--- WORK TO COMPLETE ---
Pick out all lines of the entries that include the word "text" and copy them.

****

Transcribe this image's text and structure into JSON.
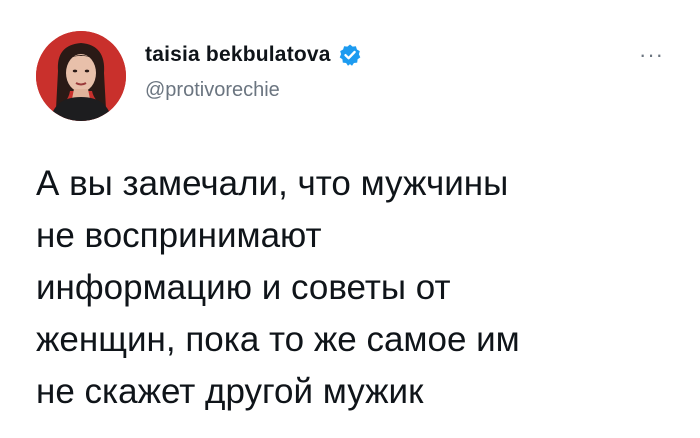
{
  "author": {
    "display_name": "taisia bekbulatova",
    "handle": "@protivorechie",
    "verified": true,
    "verified_icon": "verified-badge-icon",
    "avatar_icon": "profile-photo"
  },
  "more_icon": "more-options-icon",
  "more_glyph": "···",
  "tweet": {
    "text": "А вы замечали, что мужчины\nне воспринимают\nинформацию и советы от\nженщин, пока то же самое им\nне скажет другой мужик"
  },
  "colors": {
    "text": "#0f1419",
    "secondary": "#6b7580",
    "verified": "#1d9bf0",
    "avatar_bg": "#c9302c"
  }
}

****

--- SOLUTION BELOW ---
Transcribe this image's text and structure into JSON.
    "text": "А вы замечали, что мужчины\nне воспринимают\nинформацию и советы от\nженщин, пока то же самое им\nне скажет другой мужик"
    "text": "#0f1419",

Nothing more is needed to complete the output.